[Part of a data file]
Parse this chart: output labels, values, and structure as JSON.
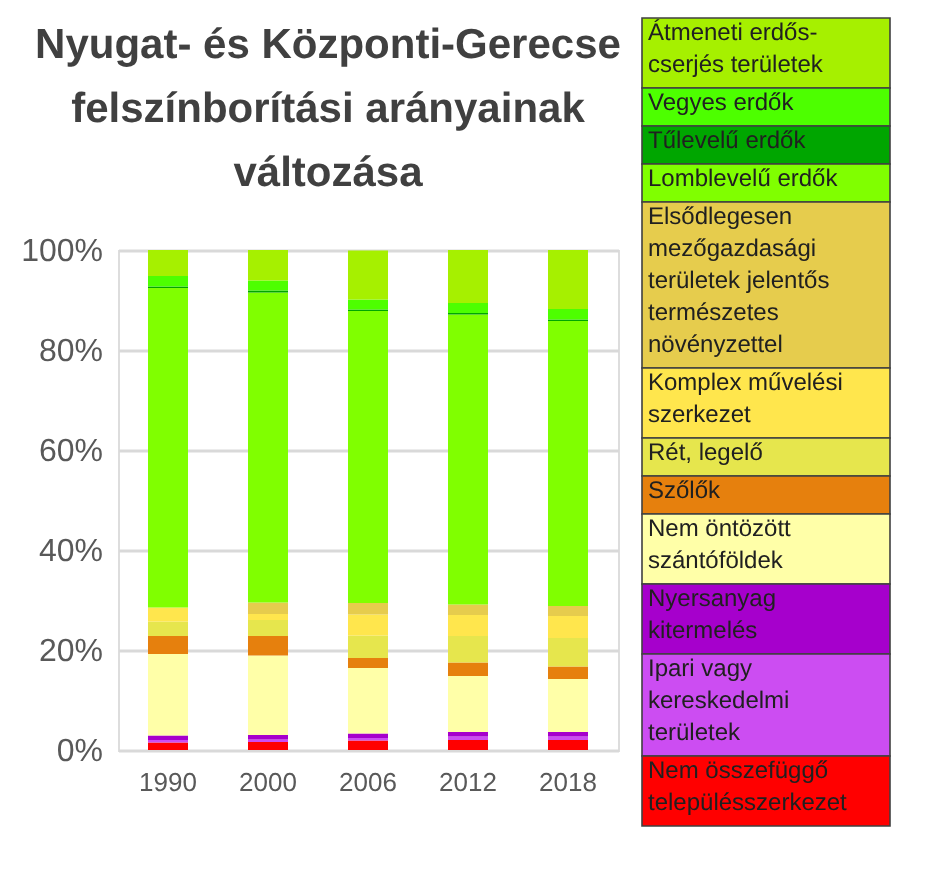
{
  "chart_data": {
    "type": "bar",
    "stacked": true,
    "title": "Nyugat- és Központi-Gerecse felszínborítási arányainak változása",
    "categories": [
      "1990",
      "2000",
      "2006",
      "2012",
      "2018"
    ],
    "ylim": [
      0,
      100
    ],
    "yticks": [
      {
        "value": 0,
        "label": "0%"
      },
      {
        "value": 20,
        "label": "20%"
      },
      {
        "value": 40,
        "label": "40%"
      },
      {
        "value": 60,
        "label": "60%"
      },
      {
        "value": 80,
        "label": "80%"
      },
      {
        "value": 100,
        "label": "100%"
      }
    ],
    "grid": "y",
    "legend": "right",
    "series": [
      {
        "name": "Nem összefüggő településszerkezet",
        "color": "#ff0000",
        "values": [
          1.5,
          1.6,
          1.9,
          2.0,
          2.0
        ]
      },
      {
        "name": "Ipari vagy kereskedelmi területek",
        "color": "#cc4df2",
        "values": [
          0.5,
          0.5,
          0.5,
          0.7,
          0.7
        ]
      },
      {
        "name": "Nyersanyag kitermelés",
        "color": "#a600cc",
        "values": [
          0.9,
          0.9,
          0.9,
          0.9,
          0.9
        ]
      },
      {
        "name": "Nem öntözött szántóföldek",
        "color": "#ffffa8",
        "values": [
          16.3,
          15.9,
          13.1,
          11.2,
          10.6
        ]
      },
      {
        "name": "Szőlők",
        "color": "#e6800d",
        "values": [
          3.6,
          3.9,
          2.0,
          2.7,
          2.5
        ]
      },
      {
        "name": "Rét, legelő",
        "color": "#e6e64d",
        "values": [
          2.9,
          3.2,
          4.5,
          5.3,
          5.7
        ]
      },
      {
        "name": "Komplex művelési szerkezet",
        "color": "#ffe64d",
        "values": [
          2.8,
          1.2,
          4.2,
          4.2,
          4.4
        ]
      },
      {
        "name": "Elsődlegesen mezőgazdasági területek jelentős természetes növényzettel",
        "color": "#e6cc4d",
        "values": [
          0.0,
          2.3,
          2.3,
          2.1,
          2.0
        ]
      },
      {
        "name": "Lomblevelű erdők",
        "color": "#80ff00",
        "values": [
          63.9,
          62.0,
          58.4,
          58.0,
          57.0
        ]
      },
      {
        "name": "Tűlevelű erdők",
        "color": "#00a600",
        "values": [
          0.3,
          0.4,
          0.3,
          0.3,
          0.3
        ]
      },
      {
        "name": "Vegyes erdők",
        "color": "#4dff00",
        "values": [
          2.1,
          2.0,
          2.0,
          2.0,
          2.1
        ]
      },
      {
        "name": "Átmeneti erdős-cserjés területek",
        "color": "#a6f000",
        "values": [
          5.2,
          6.1,
          9.8,
          10.6,
          11.8
        ]
      }
    ]
  }
}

### [The exercise]
Quote the entries above word for word. Leave the images out.

### [Written answer]
Parse this chart: output labels, values, and structure as JSON.
{
  "chart_data": {
    "type": "bar",
    "stacked": true,
    "title": "Nyugat- és Központi-Gerecse felszínborítási arányainak változása",
    "categories": [
      "1990",
      "2000",
      "2006",
      "2012",
      "2018"
    ],
    "ylim": [
      0,
      100
    ],
    "yticks": [
      {
        "value": 0,
        "label": "0%"
      },
      {
        "value": 20,
        "label": "20%"
      },
      {
        "value": 40,
        "label": "40%"
      },
      {
        "value": 60,
        "label": "60%"
      },
      {
        "value": 80,
        "label": "80%"
      },
      {
        "value": 100,
        "label": "100%"
      }
    ],
    "grid": "y",
    "legend": "right",
    "series": [
      {
        "name": "Nem összefüggő településszerkezet",
        "color": "#ff0000",
        "values": [
          1.5,
          1.6,
          1.9,
          2.0,
          2.0
        ]
      },
      {
        "name": "Ipari vagy kereskedelmi területek",
        "color": "#cc4df2",
        "values": [
          0.5,
          0.5,
          0.5,
          0.7,
          0.7
        ]
      },
      {
        "name": "Nyersanyag kitermelés",
        "color": "#a600cc",
        "values": [
          0.9,
          0.9,
          0.9,
          0.9,
          0.9
        ]
      },
      {
        "name": "Nem öntözött szántóföldek",
        "color": "#ffffa8",
        "values": [
          16.3,
          15.9,
          13.1,
          11.2,
          10.6
        ]
      },
      {
        "name": "Szőlők",
        "color": "#e6800d",
        "values": [
          3.6,
          3.9,
          2.0,
          2.7,
          2.5
        ]
      },
      {
        "name": "Rét, legelő",
        "color": "#e6e64d",
        "values": [
          2.9,
          3.2,
          4.5,
          5.3,
          5.7
        ]
      },
      {
        "name": "Komplex művelési szerkezet",
        "color": "#ffe64d",
        "values": [
          2.8,
          1.2,
          4.2,
          4.2,
          4.4
        ]
      },
      {
        "name": "Elsődlegesen mezőgazdasági területek jelentős természetes növényzettel",
        "color": "#e6cc4d",
        "values": [
          0.0,
          2.3,
          2.3,
          2.1,
          2.0
        ]
      },
      {
        "name": "Lomblevelű erdők",
        "color": "#80ff00",
        "values": [
          63.9,
          62.0,
          58.4,
          58.0,
          57.0
        ]
      },
      {
        "name": "Tűlevelű erdők",
        "color": "#00a600",
        "values": [
          0.3,
          0.4,
          0.3,
          0.3,
          0.3
        ]
      },
      {
        "name": "Vegyes erdők",
        "color": "#4dff00",
        "values": [
          2.1,
          2.0,
          2.0,
          2.0,
          2.1
        ]
      },
      {
        "name": "Átmeneti erdős-cserjés területek",
        "color": "#a6f000",
        "values": [
          5.2,
          6.1,
          9.8,
          10.6,
          11.8
        ]
      }
    ]
  }
}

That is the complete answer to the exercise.